§ **TASK INSTRUCTIONS**
Repeat, without any change, the entries presented below.

________________________________________

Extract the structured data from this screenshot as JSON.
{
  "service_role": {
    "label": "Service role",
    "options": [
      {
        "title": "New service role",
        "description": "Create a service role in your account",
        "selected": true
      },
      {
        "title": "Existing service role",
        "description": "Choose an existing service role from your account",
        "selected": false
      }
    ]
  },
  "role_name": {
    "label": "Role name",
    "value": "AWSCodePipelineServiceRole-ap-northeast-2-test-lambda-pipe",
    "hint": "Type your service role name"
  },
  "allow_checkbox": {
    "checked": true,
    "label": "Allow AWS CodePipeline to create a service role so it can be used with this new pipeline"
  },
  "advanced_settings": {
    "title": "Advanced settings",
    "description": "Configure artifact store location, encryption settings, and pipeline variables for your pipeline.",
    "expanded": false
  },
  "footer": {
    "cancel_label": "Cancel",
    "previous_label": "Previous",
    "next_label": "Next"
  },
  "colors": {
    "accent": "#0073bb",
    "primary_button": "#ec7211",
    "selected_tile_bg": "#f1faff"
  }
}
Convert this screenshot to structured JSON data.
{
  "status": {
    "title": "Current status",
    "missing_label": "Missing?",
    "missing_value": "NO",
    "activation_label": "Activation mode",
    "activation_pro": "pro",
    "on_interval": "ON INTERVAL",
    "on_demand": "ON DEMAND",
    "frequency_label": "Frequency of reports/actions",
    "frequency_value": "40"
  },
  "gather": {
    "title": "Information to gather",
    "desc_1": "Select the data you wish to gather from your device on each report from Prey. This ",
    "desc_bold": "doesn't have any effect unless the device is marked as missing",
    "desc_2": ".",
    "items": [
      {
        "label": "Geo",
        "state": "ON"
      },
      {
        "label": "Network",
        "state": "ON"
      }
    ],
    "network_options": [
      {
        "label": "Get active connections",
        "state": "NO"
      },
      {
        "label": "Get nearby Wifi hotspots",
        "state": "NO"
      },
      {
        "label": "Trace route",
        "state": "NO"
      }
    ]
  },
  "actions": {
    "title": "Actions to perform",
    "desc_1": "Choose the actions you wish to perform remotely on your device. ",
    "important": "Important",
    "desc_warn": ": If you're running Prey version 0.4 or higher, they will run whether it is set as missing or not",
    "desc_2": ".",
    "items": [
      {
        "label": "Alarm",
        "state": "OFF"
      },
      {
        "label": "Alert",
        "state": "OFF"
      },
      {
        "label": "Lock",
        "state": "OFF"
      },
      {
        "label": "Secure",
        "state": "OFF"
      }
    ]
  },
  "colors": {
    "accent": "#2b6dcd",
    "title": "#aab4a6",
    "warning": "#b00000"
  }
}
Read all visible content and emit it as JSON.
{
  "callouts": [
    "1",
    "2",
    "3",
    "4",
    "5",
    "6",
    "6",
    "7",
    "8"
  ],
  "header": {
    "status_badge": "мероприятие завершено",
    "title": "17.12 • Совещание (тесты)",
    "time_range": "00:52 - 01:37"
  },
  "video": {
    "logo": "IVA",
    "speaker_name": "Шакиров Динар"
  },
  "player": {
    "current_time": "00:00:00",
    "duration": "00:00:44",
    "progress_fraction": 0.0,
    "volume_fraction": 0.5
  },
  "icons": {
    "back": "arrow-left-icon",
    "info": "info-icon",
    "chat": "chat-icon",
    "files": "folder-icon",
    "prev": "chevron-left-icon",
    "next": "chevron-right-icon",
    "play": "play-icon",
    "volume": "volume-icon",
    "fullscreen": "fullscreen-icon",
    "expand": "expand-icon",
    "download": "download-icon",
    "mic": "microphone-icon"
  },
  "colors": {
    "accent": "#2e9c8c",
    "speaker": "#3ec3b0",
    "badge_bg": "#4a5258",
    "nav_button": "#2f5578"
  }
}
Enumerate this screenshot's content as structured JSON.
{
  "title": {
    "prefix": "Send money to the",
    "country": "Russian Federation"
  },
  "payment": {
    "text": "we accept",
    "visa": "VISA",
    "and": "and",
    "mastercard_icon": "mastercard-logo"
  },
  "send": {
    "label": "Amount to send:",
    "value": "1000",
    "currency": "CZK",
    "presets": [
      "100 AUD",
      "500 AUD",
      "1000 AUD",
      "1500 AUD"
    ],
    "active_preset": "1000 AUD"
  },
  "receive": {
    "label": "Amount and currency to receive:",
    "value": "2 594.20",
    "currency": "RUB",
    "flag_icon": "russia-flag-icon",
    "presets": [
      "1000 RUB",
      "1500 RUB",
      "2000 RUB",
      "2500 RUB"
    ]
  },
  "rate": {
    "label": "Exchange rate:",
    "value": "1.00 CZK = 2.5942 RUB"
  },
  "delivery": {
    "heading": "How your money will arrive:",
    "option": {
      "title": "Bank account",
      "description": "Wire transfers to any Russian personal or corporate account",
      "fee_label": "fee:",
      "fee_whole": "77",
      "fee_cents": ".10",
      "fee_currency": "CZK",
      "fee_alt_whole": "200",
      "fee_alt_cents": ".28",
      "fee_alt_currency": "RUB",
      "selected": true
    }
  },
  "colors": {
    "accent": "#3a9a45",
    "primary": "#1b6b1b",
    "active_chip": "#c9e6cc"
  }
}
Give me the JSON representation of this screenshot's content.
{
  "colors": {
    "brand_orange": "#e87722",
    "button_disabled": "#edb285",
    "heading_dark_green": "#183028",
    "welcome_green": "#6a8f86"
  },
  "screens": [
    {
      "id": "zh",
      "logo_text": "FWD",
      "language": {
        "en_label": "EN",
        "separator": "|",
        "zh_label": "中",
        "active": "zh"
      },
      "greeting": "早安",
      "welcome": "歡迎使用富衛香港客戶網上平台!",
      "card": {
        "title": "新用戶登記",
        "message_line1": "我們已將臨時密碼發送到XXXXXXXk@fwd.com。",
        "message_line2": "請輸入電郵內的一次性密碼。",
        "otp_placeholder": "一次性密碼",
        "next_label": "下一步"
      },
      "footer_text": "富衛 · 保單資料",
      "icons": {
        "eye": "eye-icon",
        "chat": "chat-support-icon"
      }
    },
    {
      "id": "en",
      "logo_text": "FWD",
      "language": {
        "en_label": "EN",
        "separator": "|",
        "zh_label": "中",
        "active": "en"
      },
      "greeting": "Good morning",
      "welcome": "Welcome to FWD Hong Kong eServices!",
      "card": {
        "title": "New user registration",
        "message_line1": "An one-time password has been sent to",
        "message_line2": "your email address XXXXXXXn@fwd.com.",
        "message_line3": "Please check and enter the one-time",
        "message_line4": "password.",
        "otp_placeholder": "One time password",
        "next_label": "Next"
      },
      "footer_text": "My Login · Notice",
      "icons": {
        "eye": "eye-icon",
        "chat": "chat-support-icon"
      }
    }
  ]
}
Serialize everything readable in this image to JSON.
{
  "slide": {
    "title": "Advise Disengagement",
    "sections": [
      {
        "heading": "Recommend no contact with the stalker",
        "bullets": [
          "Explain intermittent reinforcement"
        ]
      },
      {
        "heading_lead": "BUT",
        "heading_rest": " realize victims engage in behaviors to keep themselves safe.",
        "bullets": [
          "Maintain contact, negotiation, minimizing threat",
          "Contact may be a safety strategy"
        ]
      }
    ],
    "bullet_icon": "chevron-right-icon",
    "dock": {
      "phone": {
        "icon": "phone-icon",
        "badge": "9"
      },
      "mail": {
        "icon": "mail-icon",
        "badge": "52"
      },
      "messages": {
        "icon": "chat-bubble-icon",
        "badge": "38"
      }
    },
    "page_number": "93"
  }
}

________________________________________

§ **OUTPUT**
Extract the structured data from this screenshot as JSON.
{
  "service_role": {
    "label": "Service role",
    "options": [
      {
        "title": "New service role",
        "description": "Create a service role in your account",
        "selected": true
      },
      {
        "title": "Existing service role",
        "description": "Choose an existing service role from your account",
        "selected": false
      }
    ]
  },
  "role_name": {
    "label": "Role name",
    "value": "AWSCodePipelineServiceRole-ap-northeast-2-test-lambda-pipe",
    "hint": "Type your service role name"
  },
  "allow_checkbox": {
    "checked": true,
    "label": "Allow AWS CodePipeline to create a service role so it can be used with this new pipeline"
  },
  "advanced_settings": {
    "title": "Advanced settings",
    "description": "Configure artifact store location, encryption settings, and pipeline variables for your pipeline.",
    "expanded": false
  },
  "footer": {
    "cancel_label": "Cancel",
    "previous_label": "Previous",
    "next_label": "Next"
  },
  "colors": {
    "accent": "#0073bb",
    "primary_button": "#ec7211",
    "selected_tile_bg": "#f1faff"
  }
}
Convert this screenshot to structured JSON data.
{
  "status": {
    "title": "Current status",
    "missing_label": "Missing?",
    "missing_value": "NO",
    "activation_label": "Activation mode",
    "activation_pro": "pro",
    "on_interval": "ON INTERVAL",
    "on_demand": "ON DEMAND",
    "frequency_label": "Frequency of reports/actions",
    "frequency_value": "40"
  },
  "gather": {
    "title": "Information to gather",
    "desc_1": "Select the data you wish to gather from your device on each report from Prey. This ",
    "desc_bold": "doesn't have any effect unless the device is marked as missing",
    "desc_2": ".",
    "items": [
      {
        "label": "Geo",
        "state": "ON"
      },
      {
        "label": "Network",
        "state": "ON"
      }
    ],
    "network_options": [
      {
        "label": "Get active connections",
        "state": "NO"
      },
      {
        "label": "Get nearby Wifi hotspots",
        "state": "NO"
      },
      {
        "label": "Trace route",
        "state": "NO"
      }
    ]
  },
  "actions": {
    "title": "Actions to perform",
    "desc_1": "Choose the actions you wish to perform remotely on your device. ",
    "important": "Important",
    "desc_warn": ": If you're running Prey version 0.4 or higher, they will run whether it is set as missing or not",
    "desc_2": ".",
    "items": [
      {
        "label": "Alarm",
        "state": "OFF"
      },
      {
        "label": "Alert",
        "state": "OFF"
      },
      {
        "label": "Lock",
        "state": "OFF"
      },
      {
        "label": "Secure",
        "state": "OFF"
      }
    ]
  },
  "colors": {
    "accent": "#2b6dcd",
    "title": "#aab4a6",
    "warning": "#b00000"
  }
}
Read all visible content and emit it as JSON.
{
  "callouts": [
    "1",
    "2",
    "3",
    "4",
    "5",
    "6",
    "6",
    "7",
    "8"
  ],
  "header": {
    "status_badge": "мероприятие завершено",
    "title": "17.12 • Совещание (тесты)",
    "time_range": "00:52 - 01:37"
  },
  "video": {
    "logo": "IVA",
    "speaker_name": "Шакиров Динар"
  },
  "player": {
    "current_time": "00:00:00",
    "duration": "00:00:44",
    "progress_fraction": 0.0,
    "volume_fraction": 0.5
  },
  "icons": {
    "back": "arrow-left-icon",
    "info": "info-icon",
    "chat": "chat-icon",
    "files": "folder-icon",
    "prev": "chevron-left-icon",
    "next": "chevron-right-icon",
    "play": "play-icon",
    "volume": "volume-icon",
    "fullscreen": "fullscreen-icon",
    "expand": "expand-icon",
    "download": "download-icon",
    "mic": "microphone-icon"
  },
  "colors": {
    "accent": "#2e9c8c",
    "speaker": "#3ec3b0",
    "badge_bg": "#4a5258",
    "nav_button": "#2f5578"
  }
}
Enumerate this screenshot's content as structured JSON.
{
  "title": {
    "prefix": "Send money to the",
    "country": "Russian Federation"
  },
  "payment": {
    "text": "we accept",
    "visa": "VISA",
    "and": "and",
    "mastercard_icon": "mastercard-logo"
  },
  "send": {
    "label": "Amount to send:",
    "value": "1000",
    "currency": "CZK",
    "presets": [
      "100 AUD",
      "500 AUD",
      "1000 AUD",
      "1500 AUD"
    ],
    "active_preset": "1000 AUD"
  },
  "receive": {
    "label": "Amount and currency to receive:",
    "value": "2 594.20",
    "currency": "RUB",
    "flag_icon": "russia-flag-icon",
    "presets": [
      "1000 RUB",
      "1500 RUB",
      "2000 RUB",
      "2500 RUB"
    ]
  },
  "rate": {
    "label": "Exchange rate:",
    "value": "1.00 CZK = 2.5942 RUB"
  },
  "delivery": {
    "heading": "How your money will arrive:",
    "option": {
      "title": "Bank account",
      "description": "Wire transfers to any Russian personal or corporate account",
      "fee_label": "fee:",
      "fee_whole": "77",
      "fee_cents": ".10",
      "fee_currency": "CZK",
      "fee_alt_whole": "200",
      "fee_alt_cents": ".28",
      "fee_alt_currency": "RUB",
      "selected": true
    }
  },
  "colors": {
    "accent": "#3a9a45",
    "primary": "#1b6b1b",
    "active_chip": "#c9e6cc"
  }
}
Give me the JSON representation of this screenshot's content.
{
  "colors": {
    "brand_orange": "#e87722",
    "button_disabled": "#edb285",
    "heading_dark_green": "#183028",
    "welcome_green": "#6a8f86"
  },
  "screens": [
    {
      "id": "zh",
      "logo_text": "FWD",
      "language": {
        "en_label": "EN",
        "separator": "|",
        "zh_label": "中",
        "active": "zh"
      },
      "greeting": "早安",
      "welcome": "歡迎使用富衛香港客戶網上平台!",
      "card": {
        "title": "新用戶登記",
        "message_line1": "我們已將臨時密碼發送到XXXXXXXk@fwd.com。",
        "message_line2": "請輸入電郵內的一次性密碼。",
        "otp_placeholder": "一次性密碼",
        "next_label": "下一步"
      },
      "footer_text": "富衛 · 保單資料",
      "icons": {
        "eye": "eye-icon",
        "chat": "chat-support-icon"
      }
    },
    {
      "id": "en",
      "logo_text": "FWD",
      "language": {
        "en_label": "EN",
        "separator": "|",
        "zh_label": "中",
        "active": "en"
      },
      "greeting": "Good morning",
      "welcome": "Welcome to FWD Hong Kong eServices!",
      "card": {
        "title": "New user registration",
        "message_line1": "An one-time password has been sent to",
        "message_line2": "your email address XXXXXXXn@fwd.com.",
        "message_line3": "Please check and enter the one-time",
        "message_line4": "password.",
        "otp_placeholder": "One time password",
        "next_label": "Next"
      },
      "footer_text": "My Login · Notice",
      "icons": {
        "eye": "eye-icon",
        "chat": "chat-support-icon"
      }
    }
  ]
}
Serialize everything readable in this image to JSON.
{
  "slide": {
    "title": "Advise Disengagement",
    "sections": [
      {
        "heading": "Recommend no contact with the stalker",
        "bullets": [
          "Explain intermittent reinforcement"
        ]
      },
      {
        "heading_lead": "BUT",
        "heading_rest": " realize victims engage in behaviors to keep themselves safe.",
        "bullets": [
          "Maintain contact, negotiation, minimizing threat",
          "Contact may be a safety strategy"
        ]
      }
    ],
    "bullet_icon": "chevron-right-icon",
    "dock": {
      "phone": {
        "icon": "phone-icon",
        "badge": "9"
      },
      "mail": {
        "icon": "mail-icon",
        "badge": "52"
      },
      "messages": {
        "icon": "chat-bubble-icon",
        "badge": "38"
      }
    },
    "page_number": "93"
  }
}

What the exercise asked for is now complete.